[What you will do] Below are the records; reproduce all of them exactly but without any images.

++++++++++++++++++++

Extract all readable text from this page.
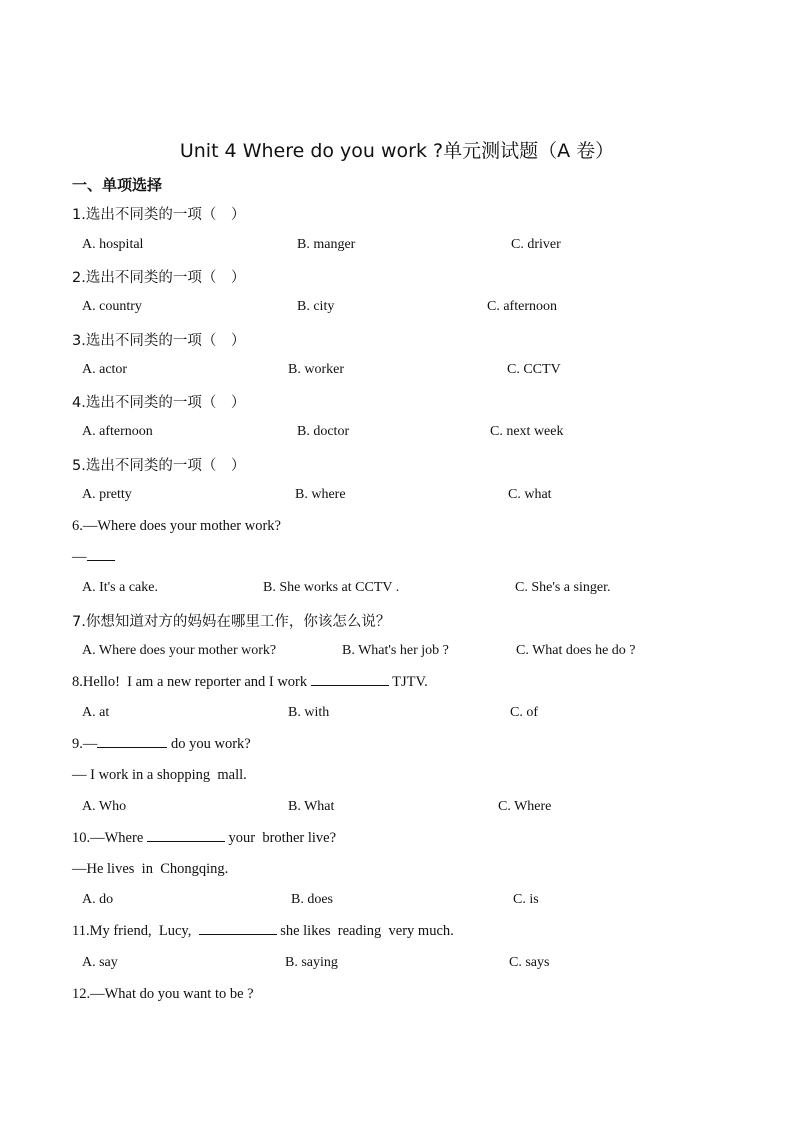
Unit 4 Where do you work ?单元测试题（A 卷）
一、单项选择
1.选出不同类的一项（　）
A. hospital	B. manger	C. driver
2.选出不同类的一项（　）
A. country	B. city	C. afternoon
3.选出不同类的一项（　）
A. actor	B. worker	C. CCTV
4.选出不同类的一项（　）
A. afternoon	B. doctor	C. next week
5.选出不同类的一项（　）
A. pretty	B. where	C. what
6.—Where does your mother work?
—
A. It's a cake.	B. She works at CCTV .	C. She's a singer.
7.你想知道对方的妈妈在哪里工作，你该怎么说？
A. Where does your mother work?	B. What's her job ?	C. What does he do ?
8.Hello!  I am a new reporter and I work	TJTV.
A. at	B. with	C. of
9.—	do you work?
— I work in a shopping  mall.
A. Who	B. What	C. Where
10.—Where	your  brother live?
—He lives  in  Chongqing.
A. do	B. does	C. is
11.My friend,  Lucy,	she likes  reading  very much.
A. say	B. saying	C. says
12.—What do you want to be ?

++++++++++++++++++++

[Solution to the exercise]
Extract all readable text from this page.
Unit 4 Where do you work ?单元测试题（A 卷）
一、单项选择
1.选出不同类的一项（　）
A. hospital	B. manger	C. driver
2.选出不同类的一项（　）
A. country	B. city	C. afternoon
3.选出不同类的一项（　）
A. actor	B. worker	C. CCTV
4.选出不同类的一项（　）
A. afternoon	B. doctor	C. next week
5.选出不同类的一项（　）
A. pretty	B. where	C. what
6.—Where does your mother work?
—
A. It's a cake.	B. She works at CCTV .	C. She's a singer.
7.你想知道对方的妈妈在哪里工作，你该怎么说？
A. Where does your mother work?	B. What's her job ?	C. What does he do ?
8.Hello!  I am a new reporter and I work	TJTV.
A. at	B. with	C. of
9.—	do you work?
— I work in a shopping  mall.
A. Who	B. What	C. Where
10.—Where	your  brother live?
—He lives  in  Chongqing.
A. do	B. does	C. is
11.My friend,  Lucy,	she likes  reading  very much.
A. say	B. saying	C. says
12.—What do you want to be ?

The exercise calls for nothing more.